=== RECORD LIST ===
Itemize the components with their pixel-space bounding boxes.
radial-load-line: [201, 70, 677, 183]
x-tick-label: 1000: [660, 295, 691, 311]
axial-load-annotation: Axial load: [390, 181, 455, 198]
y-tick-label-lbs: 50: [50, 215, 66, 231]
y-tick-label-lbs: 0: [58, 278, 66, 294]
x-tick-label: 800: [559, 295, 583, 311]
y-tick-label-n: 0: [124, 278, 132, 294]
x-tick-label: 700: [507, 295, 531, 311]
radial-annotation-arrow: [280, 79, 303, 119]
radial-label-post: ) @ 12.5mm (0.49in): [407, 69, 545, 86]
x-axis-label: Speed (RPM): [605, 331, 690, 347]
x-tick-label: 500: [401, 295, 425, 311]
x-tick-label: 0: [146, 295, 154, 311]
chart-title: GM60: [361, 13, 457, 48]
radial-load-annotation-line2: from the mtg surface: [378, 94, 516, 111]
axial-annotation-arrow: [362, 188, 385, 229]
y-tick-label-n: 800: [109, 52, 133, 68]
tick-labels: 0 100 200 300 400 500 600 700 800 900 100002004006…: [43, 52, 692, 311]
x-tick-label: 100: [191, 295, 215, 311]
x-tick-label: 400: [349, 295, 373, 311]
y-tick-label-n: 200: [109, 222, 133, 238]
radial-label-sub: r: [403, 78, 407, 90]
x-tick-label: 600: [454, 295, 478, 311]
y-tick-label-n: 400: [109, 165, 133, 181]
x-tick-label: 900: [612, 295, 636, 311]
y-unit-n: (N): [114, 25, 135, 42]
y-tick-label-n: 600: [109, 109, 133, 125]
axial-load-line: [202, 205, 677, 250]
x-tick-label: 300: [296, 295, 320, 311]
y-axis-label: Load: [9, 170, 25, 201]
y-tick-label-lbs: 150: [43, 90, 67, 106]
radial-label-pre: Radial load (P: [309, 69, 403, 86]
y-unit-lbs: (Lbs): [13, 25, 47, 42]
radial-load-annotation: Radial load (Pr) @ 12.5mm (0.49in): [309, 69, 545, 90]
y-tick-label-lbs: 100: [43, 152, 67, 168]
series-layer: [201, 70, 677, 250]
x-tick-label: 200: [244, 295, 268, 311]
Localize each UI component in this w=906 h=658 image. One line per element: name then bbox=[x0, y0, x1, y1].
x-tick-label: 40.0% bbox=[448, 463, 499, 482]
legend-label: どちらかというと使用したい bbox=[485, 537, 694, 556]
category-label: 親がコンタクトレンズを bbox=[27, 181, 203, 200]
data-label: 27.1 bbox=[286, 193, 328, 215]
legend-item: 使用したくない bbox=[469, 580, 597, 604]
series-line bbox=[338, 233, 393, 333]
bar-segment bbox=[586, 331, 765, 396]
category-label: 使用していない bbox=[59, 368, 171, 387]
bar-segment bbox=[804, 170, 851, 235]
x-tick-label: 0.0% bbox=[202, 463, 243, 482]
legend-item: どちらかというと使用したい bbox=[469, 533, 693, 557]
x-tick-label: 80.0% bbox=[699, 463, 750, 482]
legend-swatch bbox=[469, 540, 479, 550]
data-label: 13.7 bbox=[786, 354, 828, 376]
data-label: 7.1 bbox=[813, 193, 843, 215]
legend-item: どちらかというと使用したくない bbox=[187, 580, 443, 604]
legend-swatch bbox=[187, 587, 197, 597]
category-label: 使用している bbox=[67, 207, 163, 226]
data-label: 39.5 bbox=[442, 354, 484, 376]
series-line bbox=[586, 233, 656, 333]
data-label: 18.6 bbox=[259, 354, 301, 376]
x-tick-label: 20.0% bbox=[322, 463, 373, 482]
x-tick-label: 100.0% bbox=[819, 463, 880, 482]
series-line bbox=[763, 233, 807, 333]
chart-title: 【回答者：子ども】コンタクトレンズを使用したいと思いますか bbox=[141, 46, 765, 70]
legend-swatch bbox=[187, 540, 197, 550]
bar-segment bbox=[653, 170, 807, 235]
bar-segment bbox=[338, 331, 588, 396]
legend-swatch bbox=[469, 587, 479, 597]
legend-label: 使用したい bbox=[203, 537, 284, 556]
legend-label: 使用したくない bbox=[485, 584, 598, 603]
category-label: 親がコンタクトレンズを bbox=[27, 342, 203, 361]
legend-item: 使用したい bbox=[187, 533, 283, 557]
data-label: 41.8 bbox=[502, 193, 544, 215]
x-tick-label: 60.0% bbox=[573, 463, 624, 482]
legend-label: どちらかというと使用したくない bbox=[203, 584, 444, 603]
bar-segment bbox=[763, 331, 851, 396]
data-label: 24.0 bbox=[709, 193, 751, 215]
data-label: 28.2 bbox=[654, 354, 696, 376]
===
__STATED EXERCISE__
Rewrite every line of the entries above as a numbered list, omitting any blank lines.

__ANSWER TO THIS EXERCISE__
1. Itemize the components with their pixel-space bounding boxes.
2. radial-load-line: [201, 70, 677, 183]
3. x-tick-label: 1000: [660, 295, 691, 311]
4. axial-load-annotation: Axial load: [390, 181, 455, 198]
5. y-tick-label-lbs: 50: [50, 215, 66, 231]
6. y-tick-label-lbs: 0: [58, 278, 66, 294]
7. x-tick-label: 800: [559, 295, 583, 311]
8. y-tick-label-n: 0: [124, 278, 132, 294]
9. x-tick-label: 700: [507, 295, 531, 311]
10. radial-annotation-arrow: [280, 79, 303, 119]
11. radial-label-post: ) @ 12.5mm (0.49in): [407, 69, 545, 86]
12. x-axis-label: Speed (RPM): [605, 331, 690, 347]
13. x-tick-label: 500: [401, 295, 425, 311]
14. x-tick-label: 0: [146, 295, 154, 311]
15. chart-title: GM60: [361, 13, 457, 48]
16. radial-load-annotation-line2: from the mtg surface: [378, 94, 516, 111]
17. axial-annotation-arrow: [362, 188, 385, 229]
18. y-tick-label-n: 800: [109, 52, 133, 68]
19. tick-labels: 0 100 200 300 400 500 600 700 800 900 100002004006…: [43, 52, 692, 311]
20. x-tick-label: 100: [191, 295, 215, 311]
21. x-tick-label: 400: [349, 295, 373, 311]
22. y-tick-label-n: 200: [109, 222, 133, 238]
23. radial-label-sub: r: [403, 78, 407, 90]
24. x-tick-label: 600: [454, 295, 478, 311]
25. y-tick-label-n: 400: [109, 165, 133, 181]
26. x-tick-label: 900: [612, 295, 636, 311]
27. y-unit-n: (N): [114, 25, 135, 42]
28. y-tick-label-n: 600: [109, 109, 133, 125]
29. axial-load-line: [202, 205, 677, 250]
30. x-tick-label: 300: [296, 295, 320, 311]
31. y-axis-label: Load: [9, 170, 25, 201]
32. y-tick-label-lbs: 150: [43, 90, 67, 106]
33. radial-label-pre: Radial load (P: [309, 69, 403, 86]
34. y-unit-lbs: (Lbs): [13, 25, 47, 42]
35. radial-load-annotation: Radial load (Pr) @ 12.5mm (0.49in): [309, 69, 545, 90]
36. y-tick-label-lbs: 100: [43, 152, 67, 168]
37. series-layer: [201, 70, 677, 250]
38. x-tick-label: 200: [244, 295, 268, 311]
39. Localize each UI component in this w=906 h=658 image. One line per element: name then bbox=[x0, y0, x1, y1].
40. x-tick-label: 40.0% bbox=[448, 463, 499, 482]
41. legend-label: どちらかというと使用したい bbox=[485, 537, 694, 556]
42. category-label: 親がコンタクトレンズを bbox=[27, 181, 203, 200]
43. data-label: 27.1 bbox=[286, 193, 328, 215]
44. legend-item: 使用したくない bbox=[469, 580, 597, 604]
45. series-line bbox=[338, 233, 393, 333]
46. bar-segment bbox=[586, 331, 765, 396]
47. category-label: 使用していない bbox=[59, 368, 171, 387]
48. bar-segment bbox=[804, 170, 851, 235]
49. x-tick-label: 0.0% bbox=[202, 463, 243, 482]
50. legend-item: どちらかというと使用したい bbox=[469, 533, 693, 557]
51. x-tick-label: 80.0% bbox=[699, 463, 750, 482]
52. legend-swatch bbox=[469, 540, 479, 550]
53. data-label: 13.7 bbox=[786, 354, 828, 376]
54. data-label: 7.1 bbox=[813, 193, 843, 215]
55. legend-item: どちらかというと使用したくない bbox=[187, 580, 443, 604]
56. legend-swatch bbox=[187, 587, 197, 597]
57. category-label: 使用している bbox=[67, 207, 163, 226]
58. data-label: 39.5 bbox=[442, 354, 484, 376]
59. series-line bbox=[586, 233, 656, 333]
60. data-label: 18.6 bbox=[259, 354, 301, 376]
61. x-tick-label: 20.0% bbox=[322, 463, 373, 482]
62. x-tick-label: 100.0% bbox=[819, 463, 880, 482]
63. series-line bbox=[763, 233, 807, 333]
64. chart-title: 【回答者：子ども】コンタクトレンズを使用したいと思いますか bbox=[141, 46, 765, 70]
65. legend-swatch bbox=[187, 540, 197, 550]
66. bar-segment bbox=[653, 170, 807, 235]
67. bar-segment bbox=[338, 331, 588, 396]
68. legend-swatch bbox=[469, 587, 479, 597]
69. legend-label: 使用したい bbox=[203, 537, 284, 556]
70. legend-label: 使用したくない bbox=[485, 584, 598, 603]
71. category-label: 親がコンタクトレンズを bbox=[27, 342, 203, 361]
72. legend-item: 使用したい bbox=[187, 533, 283, 557]
73. data-label: 41.8 bbox=[502, 193, 544, 215]
74. x-tick-label: 60.0% bbox=[573, 463, 624, 482]
75. legend-label: どちらかというと使用したくない bbox=[203, 584, 444, 603]
76. bar-segment bbox=[763, 331, 851, 396]
77. data-label: 24.0 bbox=[709, 193, 751, 215]
78. data-label: 28.2 bbox=[654, 354, 696, 376]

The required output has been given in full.